Your Content is Useless Without Good Headlines. Here’s Why
What do you do first when you think of a good idea clear content marketing strategy, such as an idea for a new eBook or whitepaper? If you’re like most content creators, you immediately plunge yourself into research or start outlining the piece with an idea of what you want to present to your audience. You have a vision of the body of the article, what you believe to be the fundamental core of the piece, because that’s obviously the most essential part of the piece, right?
Content is Useless Without Good Headlines
It’s not wrong to dive into the research for your article, but the reality is that the piece’s headline is probably even more important than the body content. And you will write better and freer with a great title to keep you on topic.
This may seem silly, especially considering a 10,000-word essay can be reduced to only six or seven words in a vague headline. But even in this case, your essay may be useless without a good headline to ground it.
So what is it that makes headlines so essential, and what steps can you take to make your headlines good enough to support your content strategy?
Why Headlines are so Important
First, let’s talk about why headlines are so important for your content strategy.
Most people only read headlines.
A few years ago, a popularly shared and distributed study showed that 70 percent of people frequently shared articles without actually reading them, only glancing at the headline before sharing with their friends and family members on their social platform of choice. The irony of this is that there was no actual study; the headline was generated as a self-aware way to demonstrate just how many people were willing to share an article without reading beyond the headline.
Research institutions then tried to formally measure this propensity and found that somewhere between 50 and 70 percent of people actually engage in this behavior. Because some members of your audience are only going to read the headline and never consider the body content, the importance of your headline becomes even more critical.
Without a good headline, your body content will be ignored.
If a tree falls in the forest and there’s no one around to hear it, does it make a sound? That’s an important philosophical question without a firm answer. But here’s a similar question with a firm answer; if nobody reads your article, does it matter how good it is? The answer is no.

# Provided records

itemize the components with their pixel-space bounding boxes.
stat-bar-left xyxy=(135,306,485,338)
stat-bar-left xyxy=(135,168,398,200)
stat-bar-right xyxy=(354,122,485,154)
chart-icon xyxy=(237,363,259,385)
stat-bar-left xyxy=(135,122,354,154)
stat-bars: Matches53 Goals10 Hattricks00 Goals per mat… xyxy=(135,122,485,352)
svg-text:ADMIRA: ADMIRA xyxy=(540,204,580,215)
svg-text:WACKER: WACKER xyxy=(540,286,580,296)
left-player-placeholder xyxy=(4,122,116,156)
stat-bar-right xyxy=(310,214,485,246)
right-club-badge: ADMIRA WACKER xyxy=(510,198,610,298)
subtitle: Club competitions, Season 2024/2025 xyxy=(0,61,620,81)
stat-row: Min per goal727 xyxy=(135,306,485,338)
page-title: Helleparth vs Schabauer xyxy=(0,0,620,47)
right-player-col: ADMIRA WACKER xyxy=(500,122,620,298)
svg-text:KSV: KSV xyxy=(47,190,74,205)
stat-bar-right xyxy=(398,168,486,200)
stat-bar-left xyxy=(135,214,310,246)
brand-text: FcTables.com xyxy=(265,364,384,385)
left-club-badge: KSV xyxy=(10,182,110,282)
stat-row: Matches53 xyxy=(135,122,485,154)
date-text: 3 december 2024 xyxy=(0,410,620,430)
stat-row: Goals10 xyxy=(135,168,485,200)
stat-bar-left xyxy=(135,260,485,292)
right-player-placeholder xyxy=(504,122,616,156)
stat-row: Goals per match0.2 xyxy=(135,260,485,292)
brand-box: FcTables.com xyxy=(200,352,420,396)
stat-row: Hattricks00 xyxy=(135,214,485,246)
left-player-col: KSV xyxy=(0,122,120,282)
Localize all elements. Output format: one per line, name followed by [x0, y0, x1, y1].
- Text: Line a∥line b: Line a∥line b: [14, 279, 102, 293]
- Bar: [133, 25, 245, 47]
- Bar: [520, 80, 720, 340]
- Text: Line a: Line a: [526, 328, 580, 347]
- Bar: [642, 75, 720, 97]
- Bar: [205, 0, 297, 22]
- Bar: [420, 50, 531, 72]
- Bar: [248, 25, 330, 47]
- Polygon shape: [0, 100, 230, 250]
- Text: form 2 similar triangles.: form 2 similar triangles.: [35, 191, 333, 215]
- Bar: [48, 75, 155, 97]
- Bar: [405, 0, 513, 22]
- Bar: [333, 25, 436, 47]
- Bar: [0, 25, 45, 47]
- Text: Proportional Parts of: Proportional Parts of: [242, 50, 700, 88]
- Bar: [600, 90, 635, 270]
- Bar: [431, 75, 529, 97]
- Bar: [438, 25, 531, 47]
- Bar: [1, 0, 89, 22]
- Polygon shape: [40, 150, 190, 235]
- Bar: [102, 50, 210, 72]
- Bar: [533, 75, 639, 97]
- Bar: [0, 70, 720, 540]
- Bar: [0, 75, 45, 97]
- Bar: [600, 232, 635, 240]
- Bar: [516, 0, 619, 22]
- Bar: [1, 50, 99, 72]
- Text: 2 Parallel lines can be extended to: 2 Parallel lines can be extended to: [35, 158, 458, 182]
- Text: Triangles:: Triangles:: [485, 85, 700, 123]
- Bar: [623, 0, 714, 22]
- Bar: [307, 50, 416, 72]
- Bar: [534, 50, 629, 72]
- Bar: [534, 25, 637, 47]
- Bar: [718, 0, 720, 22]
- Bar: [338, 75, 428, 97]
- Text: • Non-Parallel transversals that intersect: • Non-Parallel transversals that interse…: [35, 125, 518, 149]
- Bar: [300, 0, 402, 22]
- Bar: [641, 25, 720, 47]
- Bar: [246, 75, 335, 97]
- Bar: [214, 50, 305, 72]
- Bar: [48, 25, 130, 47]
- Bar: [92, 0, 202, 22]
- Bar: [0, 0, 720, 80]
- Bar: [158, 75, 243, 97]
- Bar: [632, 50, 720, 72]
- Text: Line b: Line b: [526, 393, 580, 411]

# Stated exercise 1
From the article on content headlines, translate this sentence into Spanish: "It’s not wrong to dive into the research for your article, but the reality is that the piece’s headline is probably even more important than the body content."
# Stated exercise 2
Write the next few paragraphs of the article on why content needs good headlines, picking up after its final sentence.

# Final answer 1
No está mal sumergirse en la investigación para tu artículo, pero la realidad es que el titular de la pieza probablemente sea incluso más importante que el contenido del cuerpo.

# Final answer 2
Content quality only matters to your content marketing strategy if people are actually seeing in reading your content. If your headline is not compelling, it will not generate traffic. If you don’t have traffic, you won’t have visibility. Therefore, the quality of your body content is not as important as the quality of your headline.
Your headlines have an impact even if they don’t attract a click.
Good headlines should attract more traffic to your content, but even if they don’t, they may still have an impact. Whether you like it or not, all the headlines you see daily affect you, at least slightly. Even if you never read the article, the flash of information you get from the headline may stick with you and shape your opinion for years to come.
The headline will shape the piece.
On top of that, a stronger piece can be created if you have a headline that directs that piece. For example, if you make a bold claim in your headline, you’ll spend the entire article trying to defend that claim. On the other hand, if you have a creative and unique title for the piece, it could lend itself to a more dynamic, exciting voice for your work.
Headlines are helpful for other platforms and mediums.
Headlines aren’t just about temporarily advertising the body content of your article. They’re also helpful for other platforms and mediums in the marketing space. For example, you can use a headline as part of a social media post or as part of an advertisement do you generate even more interest in your best work.
The headline world is highly competitive.
Finally, all of these effects are amplified because of how competitive it is in the world of headlines. Even if you want to spend more time perfecting your body content than your headline, you’re still going to be competing with thousands of institutions that have perfected the art of the headline. So spending more time optimizing your headlines is practically required if you want to stay afloat.
What Makes a Better Headline?
With that in mind, what makes a better headline? If headlines are so important, how can you make sure you get yours perfected?
- Audience targeting. Every group of customers will want something different, so it’s important to spend some time targeting and properly understanding your audience before you put pen to paper. The more specific your audience is, the better; Writing for a generic audience rarely works out. Some audience segments will prefer a more sensational headline, while others will choose one that’s more grounded. It’s one of many critical distinctions you’ll have to make when crafting a headline for your niche.
- Originality. People see hundreds or even thousands of headlines every day. But, unfortunately, most of them blur together in a soft and indistinguishable white noise. If you want to stand out, you need to create something original.
- Conciseness. Good headlines are also concise, conveying as much information as possible in as little space as possible. Ideally, you’ll be able to tell an entire story to your audience with a single brief sentence.
- Topical relevance. Obviously, your headline needs to be relevant to the body of your content. Make people click your headline and reach the article, only to find body content that’s substantially different than what they expected; they’re going to bounce and walk away with a worse idea of your brand’s reputation.
- A surprise. Some of the most effective headlines include something surprising, or some novelty that stands out as unpredictable. Human beings are drawn to surprise and wonder — ultimately making these sensational headlines more attractive.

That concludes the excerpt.